Rows from a dataset
_ _ _ _ _
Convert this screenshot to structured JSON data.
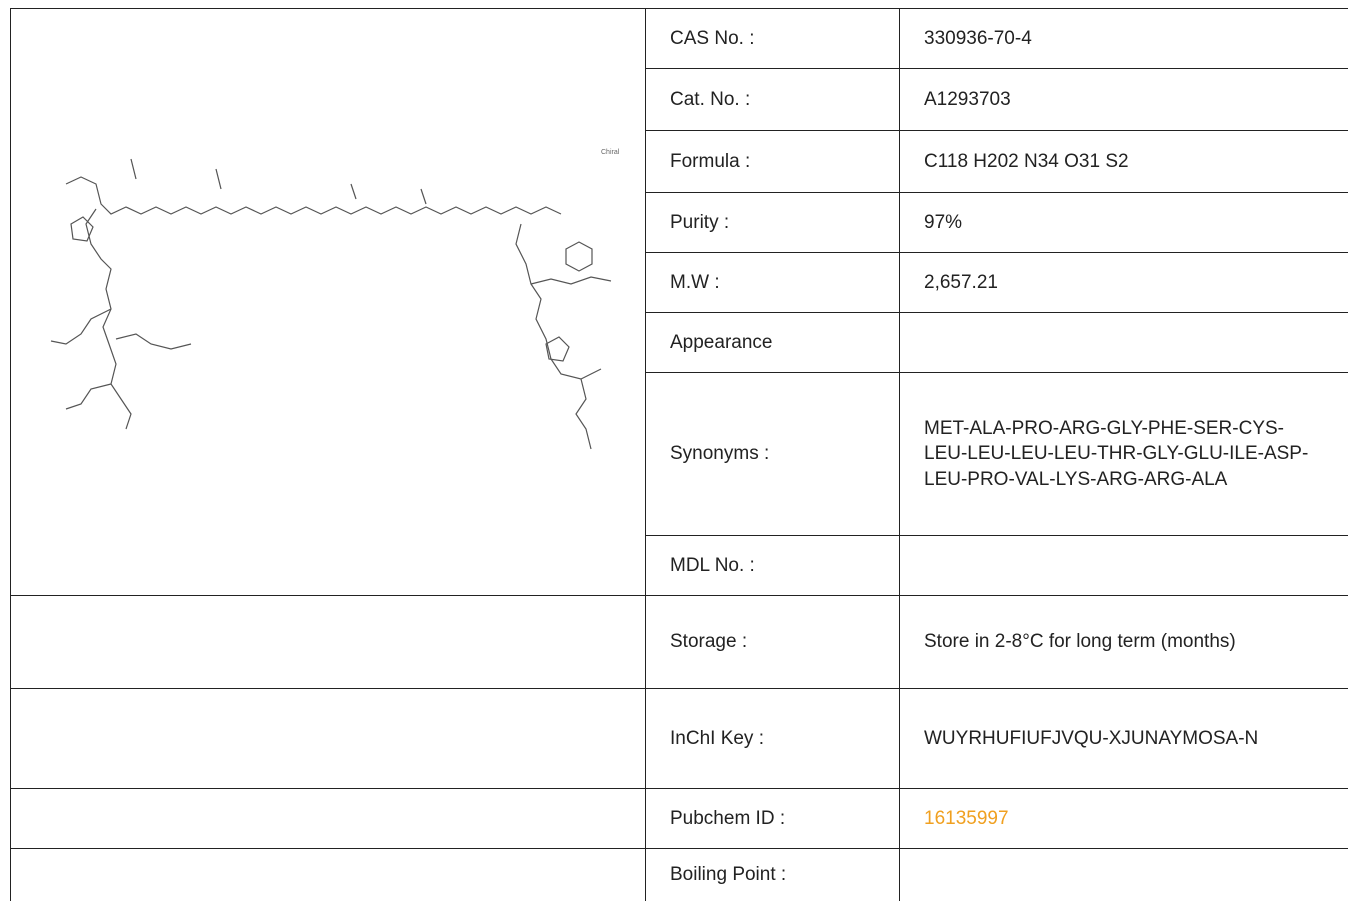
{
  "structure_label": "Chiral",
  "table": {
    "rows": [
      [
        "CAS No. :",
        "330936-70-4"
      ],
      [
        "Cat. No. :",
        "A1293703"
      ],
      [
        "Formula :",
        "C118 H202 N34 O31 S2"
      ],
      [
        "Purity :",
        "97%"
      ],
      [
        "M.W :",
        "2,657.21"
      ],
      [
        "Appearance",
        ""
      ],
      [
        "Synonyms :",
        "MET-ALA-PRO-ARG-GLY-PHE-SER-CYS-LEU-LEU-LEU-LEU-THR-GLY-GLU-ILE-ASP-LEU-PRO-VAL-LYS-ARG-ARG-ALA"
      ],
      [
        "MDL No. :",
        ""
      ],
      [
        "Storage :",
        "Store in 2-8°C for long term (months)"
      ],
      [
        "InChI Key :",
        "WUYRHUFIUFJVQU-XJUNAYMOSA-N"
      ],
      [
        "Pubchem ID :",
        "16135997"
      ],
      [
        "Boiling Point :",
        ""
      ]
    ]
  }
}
_ _ _ _ _
- REQUIREMENT -
Omit the pictures and output all of the other material exactly.

- ANSWER IN FULL -
Convert this screenshot to structured JSON data.
{
  "structure_label": "Chiral",
  "table": {
    "rows": [
      [
        "CAS No. :",
        "330936-70-4"
      ],
      [
        "Cat. No. :",
        "A1293703"
      ],
      [
        "Formula :",
        "C118 H202 N34 O31 S2"
      ],
      [
        "Purity :",
        "97%"
      ],
      [
        "M.W :",
        "2,657.21"
      ],
      [
        "Appearance",
        ""
      ],
      [
        "Synonyms :",
        "MET-ALA-PRO-ARG-GLY-PHE-SER-CYS-LEU-LEU-LEU-LEU-THR-GLY-GLU-ILE-ASP-LEU-PRO-VAL-LYS-ARG-ARG-ALA"
      ],
      [
        "MDL No. :",
        ""
      ],
      [
        "Storage :",
        "Store in 2-8°C for long term (months)"
      ],
      [
        "InChI Key :",
        "WUYRHUFIUFJVQU-XJUNAYMOSA-N"
      ],
      [
        "Pubchem ID :",
        "16135997"
      ],
      [
        "Boiling Point :",
        ""
      ]
    ]
  }
}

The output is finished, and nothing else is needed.